[start]

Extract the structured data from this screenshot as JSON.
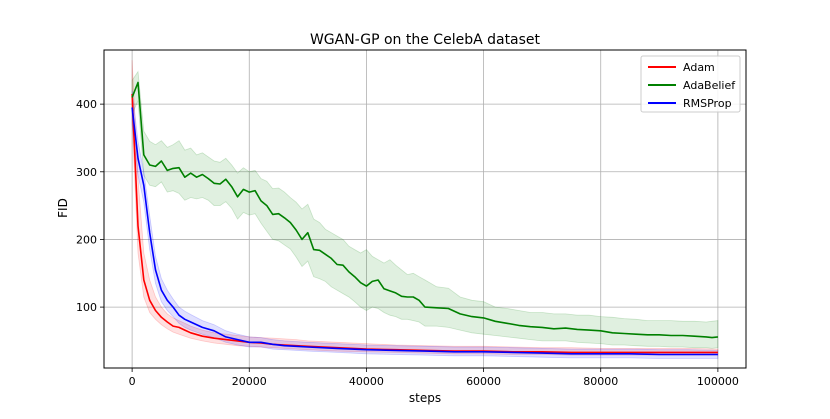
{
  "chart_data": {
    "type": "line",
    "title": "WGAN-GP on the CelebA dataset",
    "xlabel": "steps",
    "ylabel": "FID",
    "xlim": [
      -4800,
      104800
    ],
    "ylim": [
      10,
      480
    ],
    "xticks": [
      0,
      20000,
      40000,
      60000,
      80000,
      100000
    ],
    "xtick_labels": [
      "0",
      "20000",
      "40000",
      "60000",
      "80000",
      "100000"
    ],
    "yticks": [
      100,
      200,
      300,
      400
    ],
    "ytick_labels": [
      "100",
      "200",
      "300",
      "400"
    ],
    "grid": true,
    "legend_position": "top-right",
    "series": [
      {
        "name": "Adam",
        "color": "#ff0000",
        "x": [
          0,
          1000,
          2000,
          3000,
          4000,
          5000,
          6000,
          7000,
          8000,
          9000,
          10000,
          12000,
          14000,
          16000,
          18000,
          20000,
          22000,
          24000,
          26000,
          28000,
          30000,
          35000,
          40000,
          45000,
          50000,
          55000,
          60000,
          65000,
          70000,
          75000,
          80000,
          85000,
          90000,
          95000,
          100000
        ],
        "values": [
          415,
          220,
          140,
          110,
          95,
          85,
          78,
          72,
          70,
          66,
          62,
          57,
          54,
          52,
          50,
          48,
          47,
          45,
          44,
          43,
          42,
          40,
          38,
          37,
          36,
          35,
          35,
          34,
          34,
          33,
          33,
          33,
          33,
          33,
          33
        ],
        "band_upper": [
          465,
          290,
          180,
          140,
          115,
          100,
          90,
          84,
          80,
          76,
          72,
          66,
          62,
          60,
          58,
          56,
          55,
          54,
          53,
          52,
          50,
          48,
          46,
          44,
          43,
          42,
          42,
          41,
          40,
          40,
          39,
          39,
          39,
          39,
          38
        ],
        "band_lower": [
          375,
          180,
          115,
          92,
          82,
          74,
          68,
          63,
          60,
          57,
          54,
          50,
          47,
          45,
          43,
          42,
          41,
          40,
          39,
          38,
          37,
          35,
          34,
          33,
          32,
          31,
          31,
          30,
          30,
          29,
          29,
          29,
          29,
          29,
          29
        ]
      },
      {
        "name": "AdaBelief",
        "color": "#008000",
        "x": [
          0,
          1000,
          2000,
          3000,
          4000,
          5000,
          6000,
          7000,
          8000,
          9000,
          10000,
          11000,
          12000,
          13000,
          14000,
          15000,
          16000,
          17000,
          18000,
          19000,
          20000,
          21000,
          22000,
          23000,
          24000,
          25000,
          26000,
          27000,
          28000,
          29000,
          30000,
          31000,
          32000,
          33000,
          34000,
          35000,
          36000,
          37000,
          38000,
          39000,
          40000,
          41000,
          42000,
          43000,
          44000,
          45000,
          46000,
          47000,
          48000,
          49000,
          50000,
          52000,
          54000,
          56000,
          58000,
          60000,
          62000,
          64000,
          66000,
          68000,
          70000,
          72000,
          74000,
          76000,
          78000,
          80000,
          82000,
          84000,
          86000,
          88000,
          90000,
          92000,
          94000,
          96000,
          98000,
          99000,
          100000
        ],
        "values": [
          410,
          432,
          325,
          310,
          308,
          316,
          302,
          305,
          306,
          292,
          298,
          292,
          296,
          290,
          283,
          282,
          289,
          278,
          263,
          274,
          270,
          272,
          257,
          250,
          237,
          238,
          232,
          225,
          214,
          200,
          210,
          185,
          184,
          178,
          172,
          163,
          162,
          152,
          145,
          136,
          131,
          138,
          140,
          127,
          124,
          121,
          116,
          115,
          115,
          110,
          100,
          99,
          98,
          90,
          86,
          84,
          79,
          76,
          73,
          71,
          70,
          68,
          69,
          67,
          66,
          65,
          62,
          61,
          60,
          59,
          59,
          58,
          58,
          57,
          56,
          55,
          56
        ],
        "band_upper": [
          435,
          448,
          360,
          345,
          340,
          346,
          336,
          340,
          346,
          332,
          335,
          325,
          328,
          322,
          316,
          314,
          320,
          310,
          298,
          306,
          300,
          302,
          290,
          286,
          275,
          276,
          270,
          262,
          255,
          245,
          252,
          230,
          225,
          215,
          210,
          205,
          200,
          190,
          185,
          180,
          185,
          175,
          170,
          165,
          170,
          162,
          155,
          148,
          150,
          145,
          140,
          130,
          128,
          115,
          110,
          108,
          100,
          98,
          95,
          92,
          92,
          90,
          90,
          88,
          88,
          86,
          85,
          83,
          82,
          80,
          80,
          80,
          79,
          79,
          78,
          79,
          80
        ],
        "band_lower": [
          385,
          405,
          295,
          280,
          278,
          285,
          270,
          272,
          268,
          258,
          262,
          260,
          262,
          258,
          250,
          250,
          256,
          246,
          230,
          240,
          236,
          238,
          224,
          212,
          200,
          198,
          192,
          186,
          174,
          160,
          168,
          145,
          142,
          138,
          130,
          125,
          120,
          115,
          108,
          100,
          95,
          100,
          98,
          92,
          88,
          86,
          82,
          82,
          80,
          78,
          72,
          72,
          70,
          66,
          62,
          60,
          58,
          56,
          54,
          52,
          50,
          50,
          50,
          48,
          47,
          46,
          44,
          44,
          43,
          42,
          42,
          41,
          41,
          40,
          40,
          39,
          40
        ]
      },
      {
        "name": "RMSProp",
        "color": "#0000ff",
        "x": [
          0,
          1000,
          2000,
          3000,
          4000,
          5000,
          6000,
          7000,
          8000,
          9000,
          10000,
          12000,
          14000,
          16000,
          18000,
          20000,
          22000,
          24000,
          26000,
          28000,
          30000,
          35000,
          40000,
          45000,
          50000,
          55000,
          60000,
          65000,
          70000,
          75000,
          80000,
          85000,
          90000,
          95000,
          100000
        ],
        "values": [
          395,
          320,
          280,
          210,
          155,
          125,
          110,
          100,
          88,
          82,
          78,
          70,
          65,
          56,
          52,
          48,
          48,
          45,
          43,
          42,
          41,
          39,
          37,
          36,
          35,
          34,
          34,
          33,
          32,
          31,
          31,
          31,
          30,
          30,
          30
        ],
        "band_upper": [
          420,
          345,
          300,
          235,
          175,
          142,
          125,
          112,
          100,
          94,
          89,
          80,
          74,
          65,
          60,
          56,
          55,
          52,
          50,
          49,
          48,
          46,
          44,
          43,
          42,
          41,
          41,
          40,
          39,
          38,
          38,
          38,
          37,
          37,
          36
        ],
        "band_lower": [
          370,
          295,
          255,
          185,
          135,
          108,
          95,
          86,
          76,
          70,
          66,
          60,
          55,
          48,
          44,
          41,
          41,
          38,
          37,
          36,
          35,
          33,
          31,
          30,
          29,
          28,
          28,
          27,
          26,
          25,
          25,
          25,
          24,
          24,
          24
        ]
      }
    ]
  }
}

[end]

— Task brief —
Quote the records in their entirety, keeping the wording exact and excluding pictures.

— Result below —
Extract the structured data from this screenshot as JSON.
{
  "chart_data": {
    "type": "line",
    "title": "WGAN-GP on the CelebA dataset",
    "xlabel": "steps",
    "ylabel": "FID",
    "xlim": [
      -4800,
      104800
    ],
    "ylim": [
      10,
      480
    ],
    "xticks": [
      0,
      20000,
      40000,
      60000,
      80000,
      100000
    ],
    "xtick_labels": [
      "0",
      "20000",
      "40000",
      "60000",
      "80000",
      "100000"
    ],
    "yticks": [
      100,
      200,
      300,
      400
    ],
    "ytick_labels": [
      "100",
      "200",
      "300",
      "400"
    ],
    "grid": true,
    "legend_position": "top-right",
    "series": [
      {
        "name": "Adam",
        "color": "#ff0000",
        "x": [
          0,
          1000,
          2000,
          3000,
          4000,
          5000,
          6000,
          7000,
          8000,
          9000,
          10000,
          12000,
          14000,
          16000,
          18000,
          20000,
          22000,
          24000,
          26000,
          28000,
          30000,
          35000,
          40000,
          45000,
          50000,
          55000,
          60000,
          65000,
          70000,
          75000,
          80000,
          85000,
          90000,
          95000,
          100000
        ],
        "values": [
          415,
          220,
          140,
          110,
          95,
          85,
          78,
          72,
          70,
          66,
          62,
          57,
          54,
          52,
          50,
          48,
          47,
          45,
          44,
          43,
          42,
          40,
          38,
          37,
          36,
          35,
          35,
          34,
          34,
          33,
          33,
          33,
          33,
          33,
          33
        ],
        "band_upper": [
          465,
          290,
          180,
          140,
          115,
          100,
          90,
          84,
          80,
          76,
          72,
          66,
          62,
          60,
          58,
          56,
          55,
          54,
          53,
          52,
          50,
          48,
          46,
          44,
          43,
          42,
          42,
          41,
          40,
          40,
          39,
          39,
          39,
          39,
          38
        ],
        "band_lower": [
          375,
          180,
          115,
          92,
          82,
          74,
          68,
          63,
          60,
          57,
          54,
          50,
          47,
          45,
          43,
          42,
          41,
          40,
          39,
          38,
          37,
          35,
          34,
          33,
          32,
          31,
          31,
          30,
          30,
          29,
          29,
          29,
          29,
          29,
          29
        ]
      },
      {
        "name": "AdaBelief",
        "color": "#008000",
        "x": [
          0,
          1000,
          2000,
          3000,
          4000,
          5000,
          6000,
          7000,
          8000,
          9000,
          10000,
          11000,
          12000,
          13000,
          14000,
          15000,
          16000,
          17000,
          18000,
          19000,
          20000,
          21000,
          22000,
          23000,
          24000,
          25000,
          26000,
          27000,
          28000,
          29000,
          30000,
          31000,
          32000,
          33000,
          34000,
          35000,
          36000,
          37000,
          38000,
          39000,
          40000,
          41000,
          42000,
          43000,
          44000,
          45000,
          46000,
          47000,
          48000,
          49000,
          50000,
          52000,
          54000,
          56000,
          58000,
          60000,
          62000,
          64000,
          66000,
          68000,
          70000,
          72000,
          74000,
          76000,
          78000,
          80000,
          82000,
          84000,
          86000,
          88000,
          90000,
          92000,
          94000,
          96000,
          98000,
          99000,
          100000
        ],
        "values": [
          410,
          432,
          325,
          310,
          308,
          316,
          302,
          305,
          306,
          292,
          298,
          292,
          296,
          290,
          283,
          282,
          289,
          278,
          263,
          274,
          270,
          272,
          257,
          250,
          237,
          238,
          232,
          225,
          214,
          200,
          210,
          185,
          184,
          178,
          172,
          163,
          162,
          152,
          145,
          136,
          131,
          138,
          140,
          127,
          124,
          121,
          116,
          115,
          115,
          110,
          100,
          99,
          98,
          90,
          86,
          84,
          79,
          76,
          73,
          71,
          70,
          68,
          69,
          67,
          66,
          65,
          62,
          61,
          60,
          59,
          59,
          58,
          58,
          57,
          56,
          55,
          56
        ],
        "band_upper": [
          435,
          448,
          360,
          345,
          340,
          346,
          336,
          340,
          346,
          332,
          335,
          325,
          328,
          322,
          316,
          314,
          320,
          310,
          298,
          306,
          300,
          302,
          290,
          286,
          275,
          276,
          270,
          262,
          255,
          245,
          252,
          230,
          225,
          215,
          210,
          205,
          200,
          190,
          185,
          180,
          185,
          175,
          170,
          165,
          170,
          162,
          155,
          148,
          150,
          145,
          140,
          130,
          128,
          115,
          110,
          108,
          100,
          98,
          95,
          92,
          92,
          90,
          90,
          88,
          88,
          86,
          85,
          83,
          82,
          80,
          80,
          80,
          79,
          79,
          78,
          79,
          80
        ],
        "band_lower": [
          385,
          405,
          295,
          280,
          278,
          285,
          270,
          272,
          268,
          258,
          262,
          260,
          262,
          258,
          250,
          250,
          256,
          246,
          230,
          240,
          236,
          238,
          224,
          212,
          200,
          198,
          192,
          186,
          174,
          160,
          168,
          145,
          142,
          138,
          130,
          125,
          120,
          115,
          108,
          100,
          95,
          100,
          98,
          92,
          88,
          86,
          82,
          82,
          80,
          78,
          72,
          72,
          70,
          66,
          62,
          60,
          58,
          56,
          54,
          52,
          50,
          50,
          50,
          48,
          47,
          46,
          44,
          44,
          43,
          42,
          42,
          41,
          41,
          40,
          40,
          39,
          40
        ]
      },
      {
        "name": "RMSProp",
        "color": "#0000ff",
        "x": [
          0,
          1000,
          2000,
          3000,
          4000,
          5000,
          6000,
          7000,
          8000,
          9000,
          10000,
          12000,
          14000,
          16000,
          18000,
          20000,
          22000,
          24000,
          26000,
          28000,
          30000,
          35000,
          40000,
          45000,
          50000,
          55000,
          60000,
          65000,
          70000,
          75000,
          80000,
          85000,
          90000,
          95000,
          100000
        ],
        "values": [
          395,
          320,
          280,
          210,
          155,
          125,
          110,
          100,
          88,
          82,
          78,
          70,
          65,
          56,
          52,
          48,
          48,
          45,
          43,
          42,
          41,
          39,
          37,
          36,
          35,
          34,
          34,
          33,
          32,
          31,
          31,
          31,
          30,
          30,
          30
        ],
        "band_upper": [
          420,
          345,
          300,
          235,
          175,
          142,
          125,
          112,
          100,
          94,
          89,
          80,
          74,
          65,
          60,
          56,
          55,
          52,
          50,
          49,
          48,
          46,
          44,
          43,
          42,
          41,
          41,
          40,
          39,
          38,
          38,
          38,
          37,
          37,
          36
        ],
        "band_lower": [
          370,
          295,
          255,
          185,
          135,
          108,
          95,
          86,
          76,
          70,
          66,
          60,
          55,
          48,
          44,
          41,
          41,
          38,
          37,
          36,
          35,
          33,
          31,
          30,
          29,
          28,
          28,
          27,
          26,
          25,
          25,
          25,
          24,
          24,
          24
        ]
      }
    ]
  }
}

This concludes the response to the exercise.